Locate each line with the string "Comutator" in the listing below and copy it.

——

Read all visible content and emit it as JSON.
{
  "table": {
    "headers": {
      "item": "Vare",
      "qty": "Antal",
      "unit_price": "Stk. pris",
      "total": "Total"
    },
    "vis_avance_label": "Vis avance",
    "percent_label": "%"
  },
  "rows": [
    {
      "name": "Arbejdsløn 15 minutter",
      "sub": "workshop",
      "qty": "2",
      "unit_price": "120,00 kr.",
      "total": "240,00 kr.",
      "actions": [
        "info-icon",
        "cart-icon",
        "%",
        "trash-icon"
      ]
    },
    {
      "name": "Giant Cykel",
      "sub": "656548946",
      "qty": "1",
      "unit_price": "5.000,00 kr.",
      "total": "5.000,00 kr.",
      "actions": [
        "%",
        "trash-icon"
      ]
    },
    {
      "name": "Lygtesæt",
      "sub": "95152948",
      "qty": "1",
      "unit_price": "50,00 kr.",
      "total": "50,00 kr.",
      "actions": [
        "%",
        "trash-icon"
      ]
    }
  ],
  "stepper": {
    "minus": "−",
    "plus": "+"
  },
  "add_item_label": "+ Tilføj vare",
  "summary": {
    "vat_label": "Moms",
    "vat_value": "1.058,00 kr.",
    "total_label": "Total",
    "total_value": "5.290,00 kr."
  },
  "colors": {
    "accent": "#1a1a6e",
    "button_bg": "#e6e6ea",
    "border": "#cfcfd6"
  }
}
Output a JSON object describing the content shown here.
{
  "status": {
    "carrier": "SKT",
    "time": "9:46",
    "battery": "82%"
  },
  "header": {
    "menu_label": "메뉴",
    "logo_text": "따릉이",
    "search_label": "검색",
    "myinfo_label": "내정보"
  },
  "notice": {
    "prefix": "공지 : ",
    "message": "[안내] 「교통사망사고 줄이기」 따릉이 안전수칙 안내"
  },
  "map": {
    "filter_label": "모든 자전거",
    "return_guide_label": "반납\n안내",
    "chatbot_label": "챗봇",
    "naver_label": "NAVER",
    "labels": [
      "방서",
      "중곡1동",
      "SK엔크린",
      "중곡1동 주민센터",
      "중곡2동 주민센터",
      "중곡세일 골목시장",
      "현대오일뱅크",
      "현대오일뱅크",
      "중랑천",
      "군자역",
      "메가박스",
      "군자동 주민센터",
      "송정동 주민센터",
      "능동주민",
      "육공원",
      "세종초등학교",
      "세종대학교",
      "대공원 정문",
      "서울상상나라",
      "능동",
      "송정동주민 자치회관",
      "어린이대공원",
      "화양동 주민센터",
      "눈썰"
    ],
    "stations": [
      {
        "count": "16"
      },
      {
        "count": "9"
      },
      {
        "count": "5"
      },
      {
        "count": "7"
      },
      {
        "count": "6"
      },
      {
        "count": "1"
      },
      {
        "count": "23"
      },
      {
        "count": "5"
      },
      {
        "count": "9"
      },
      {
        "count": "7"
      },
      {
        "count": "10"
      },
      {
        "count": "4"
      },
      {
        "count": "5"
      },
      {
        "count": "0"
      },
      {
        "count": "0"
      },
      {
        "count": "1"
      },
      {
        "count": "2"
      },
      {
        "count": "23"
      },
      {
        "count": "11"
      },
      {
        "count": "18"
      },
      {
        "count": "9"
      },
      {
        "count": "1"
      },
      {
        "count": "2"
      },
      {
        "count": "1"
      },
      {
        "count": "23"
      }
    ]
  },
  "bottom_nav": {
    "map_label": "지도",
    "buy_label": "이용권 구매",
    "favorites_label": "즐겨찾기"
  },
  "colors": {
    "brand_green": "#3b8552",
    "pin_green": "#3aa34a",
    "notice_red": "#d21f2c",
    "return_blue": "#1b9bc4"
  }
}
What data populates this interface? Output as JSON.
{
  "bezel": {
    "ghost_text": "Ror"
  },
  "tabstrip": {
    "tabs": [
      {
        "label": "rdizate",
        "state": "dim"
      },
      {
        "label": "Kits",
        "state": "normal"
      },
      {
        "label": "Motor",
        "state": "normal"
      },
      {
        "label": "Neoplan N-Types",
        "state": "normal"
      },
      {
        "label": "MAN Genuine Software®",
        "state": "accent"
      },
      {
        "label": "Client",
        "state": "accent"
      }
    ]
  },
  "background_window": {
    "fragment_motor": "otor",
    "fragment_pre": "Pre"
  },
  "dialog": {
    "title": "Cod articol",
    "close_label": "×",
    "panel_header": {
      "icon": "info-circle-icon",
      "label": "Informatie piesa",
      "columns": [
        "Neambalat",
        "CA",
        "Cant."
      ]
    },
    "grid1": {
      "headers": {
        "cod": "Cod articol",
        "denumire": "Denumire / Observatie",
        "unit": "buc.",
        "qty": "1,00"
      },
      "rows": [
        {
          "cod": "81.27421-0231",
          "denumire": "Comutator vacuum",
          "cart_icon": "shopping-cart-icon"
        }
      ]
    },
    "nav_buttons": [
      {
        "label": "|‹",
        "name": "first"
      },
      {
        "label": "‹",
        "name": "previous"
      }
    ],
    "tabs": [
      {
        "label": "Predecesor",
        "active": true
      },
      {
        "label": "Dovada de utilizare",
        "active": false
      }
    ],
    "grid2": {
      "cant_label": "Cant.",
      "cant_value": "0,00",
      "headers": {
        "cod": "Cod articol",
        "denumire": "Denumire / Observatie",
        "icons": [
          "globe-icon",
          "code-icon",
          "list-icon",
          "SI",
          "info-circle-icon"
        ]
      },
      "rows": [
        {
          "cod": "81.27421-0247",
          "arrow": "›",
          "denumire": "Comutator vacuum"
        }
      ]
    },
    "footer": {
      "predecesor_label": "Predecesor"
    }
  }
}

——

# FINAL RESULT
          "denumire": "Comutator vacuum",
          "denumire": "Comutator vacuum"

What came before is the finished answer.